**** Exercise input ****
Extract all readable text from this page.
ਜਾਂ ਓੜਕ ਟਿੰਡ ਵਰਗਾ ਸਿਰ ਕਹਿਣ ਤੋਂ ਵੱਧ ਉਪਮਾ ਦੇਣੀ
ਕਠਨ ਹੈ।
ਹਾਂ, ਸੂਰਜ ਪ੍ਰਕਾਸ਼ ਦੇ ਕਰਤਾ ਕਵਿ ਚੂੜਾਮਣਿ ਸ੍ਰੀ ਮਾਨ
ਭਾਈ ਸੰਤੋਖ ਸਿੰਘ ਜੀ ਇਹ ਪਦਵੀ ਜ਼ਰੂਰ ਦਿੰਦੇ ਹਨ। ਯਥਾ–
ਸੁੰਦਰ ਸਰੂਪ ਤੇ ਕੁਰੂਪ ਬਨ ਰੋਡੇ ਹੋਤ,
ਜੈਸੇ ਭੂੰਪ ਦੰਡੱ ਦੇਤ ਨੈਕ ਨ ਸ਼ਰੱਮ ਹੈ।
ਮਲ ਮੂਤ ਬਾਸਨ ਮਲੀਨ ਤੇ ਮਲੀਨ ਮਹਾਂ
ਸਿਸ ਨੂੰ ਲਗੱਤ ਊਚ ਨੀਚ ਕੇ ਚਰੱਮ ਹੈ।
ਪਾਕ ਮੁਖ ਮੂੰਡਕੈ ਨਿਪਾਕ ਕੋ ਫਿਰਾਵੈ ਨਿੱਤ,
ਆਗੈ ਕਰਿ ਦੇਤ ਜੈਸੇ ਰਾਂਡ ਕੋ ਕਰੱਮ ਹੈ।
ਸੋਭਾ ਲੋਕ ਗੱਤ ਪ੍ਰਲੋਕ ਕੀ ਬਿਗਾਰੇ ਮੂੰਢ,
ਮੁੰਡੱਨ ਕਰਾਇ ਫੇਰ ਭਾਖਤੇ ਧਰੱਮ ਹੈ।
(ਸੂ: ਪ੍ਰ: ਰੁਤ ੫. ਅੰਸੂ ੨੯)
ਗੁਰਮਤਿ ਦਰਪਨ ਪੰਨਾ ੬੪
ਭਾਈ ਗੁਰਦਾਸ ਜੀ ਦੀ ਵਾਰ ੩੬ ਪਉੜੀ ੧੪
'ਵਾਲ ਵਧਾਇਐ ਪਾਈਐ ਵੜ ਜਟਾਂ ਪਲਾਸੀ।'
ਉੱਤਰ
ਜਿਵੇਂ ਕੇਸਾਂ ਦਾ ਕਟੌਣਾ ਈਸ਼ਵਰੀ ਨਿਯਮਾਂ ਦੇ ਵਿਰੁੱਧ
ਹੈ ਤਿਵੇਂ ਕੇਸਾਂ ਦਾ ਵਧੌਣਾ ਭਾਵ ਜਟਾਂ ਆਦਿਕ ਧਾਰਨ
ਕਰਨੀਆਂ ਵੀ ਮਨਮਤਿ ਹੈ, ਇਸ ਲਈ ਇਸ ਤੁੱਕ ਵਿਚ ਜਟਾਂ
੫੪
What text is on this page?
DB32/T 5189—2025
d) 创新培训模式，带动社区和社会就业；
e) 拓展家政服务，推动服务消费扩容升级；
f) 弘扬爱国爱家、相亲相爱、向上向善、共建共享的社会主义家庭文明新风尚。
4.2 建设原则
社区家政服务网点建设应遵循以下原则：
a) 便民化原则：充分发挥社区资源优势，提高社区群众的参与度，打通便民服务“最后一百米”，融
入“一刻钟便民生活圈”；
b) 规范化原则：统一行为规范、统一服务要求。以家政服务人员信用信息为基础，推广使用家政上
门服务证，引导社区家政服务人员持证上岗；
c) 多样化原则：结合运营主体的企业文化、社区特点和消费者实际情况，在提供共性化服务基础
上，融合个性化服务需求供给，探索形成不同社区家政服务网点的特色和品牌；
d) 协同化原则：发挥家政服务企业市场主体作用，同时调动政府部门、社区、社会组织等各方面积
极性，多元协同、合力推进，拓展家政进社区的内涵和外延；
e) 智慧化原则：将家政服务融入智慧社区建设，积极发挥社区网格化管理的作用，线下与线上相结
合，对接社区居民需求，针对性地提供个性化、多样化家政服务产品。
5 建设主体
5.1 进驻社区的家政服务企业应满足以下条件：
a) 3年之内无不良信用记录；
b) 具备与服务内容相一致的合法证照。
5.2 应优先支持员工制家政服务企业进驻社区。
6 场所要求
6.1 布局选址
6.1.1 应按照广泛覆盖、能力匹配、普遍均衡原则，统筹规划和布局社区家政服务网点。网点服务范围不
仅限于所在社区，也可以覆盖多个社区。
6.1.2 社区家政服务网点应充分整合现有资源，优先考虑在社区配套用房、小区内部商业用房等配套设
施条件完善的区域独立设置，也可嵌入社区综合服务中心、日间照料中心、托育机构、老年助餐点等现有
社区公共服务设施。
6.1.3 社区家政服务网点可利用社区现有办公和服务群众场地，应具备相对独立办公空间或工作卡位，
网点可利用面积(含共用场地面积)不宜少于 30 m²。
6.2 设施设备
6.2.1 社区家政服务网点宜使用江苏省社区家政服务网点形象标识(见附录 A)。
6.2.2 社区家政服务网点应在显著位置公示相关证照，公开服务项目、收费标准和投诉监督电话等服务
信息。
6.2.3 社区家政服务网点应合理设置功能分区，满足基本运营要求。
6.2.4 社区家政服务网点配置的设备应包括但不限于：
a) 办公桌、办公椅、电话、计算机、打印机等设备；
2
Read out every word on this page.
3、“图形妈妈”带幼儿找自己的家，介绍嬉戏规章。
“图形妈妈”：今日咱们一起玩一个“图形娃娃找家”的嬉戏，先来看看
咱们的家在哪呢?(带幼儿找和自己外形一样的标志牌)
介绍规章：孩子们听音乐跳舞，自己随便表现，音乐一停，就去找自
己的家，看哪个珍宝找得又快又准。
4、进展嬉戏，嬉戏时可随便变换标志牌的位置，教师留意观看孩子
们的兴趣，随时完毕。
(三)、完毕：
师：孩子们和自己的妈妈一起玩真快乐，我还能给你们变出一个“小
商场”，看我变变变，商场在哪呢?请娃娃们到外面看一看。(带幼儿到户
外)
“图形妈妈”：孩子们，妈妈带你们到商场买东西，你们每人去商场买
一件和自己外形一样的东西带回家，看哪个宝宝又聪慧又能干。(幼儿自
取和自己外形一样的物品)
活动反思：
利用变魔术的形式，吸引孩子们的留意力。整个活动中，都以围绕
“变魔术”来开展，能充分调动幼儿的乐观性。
****
Stated task: Copy every line of the listing that includes the string "text".

Output:
Extract all readable text from this page.
What text is on this page?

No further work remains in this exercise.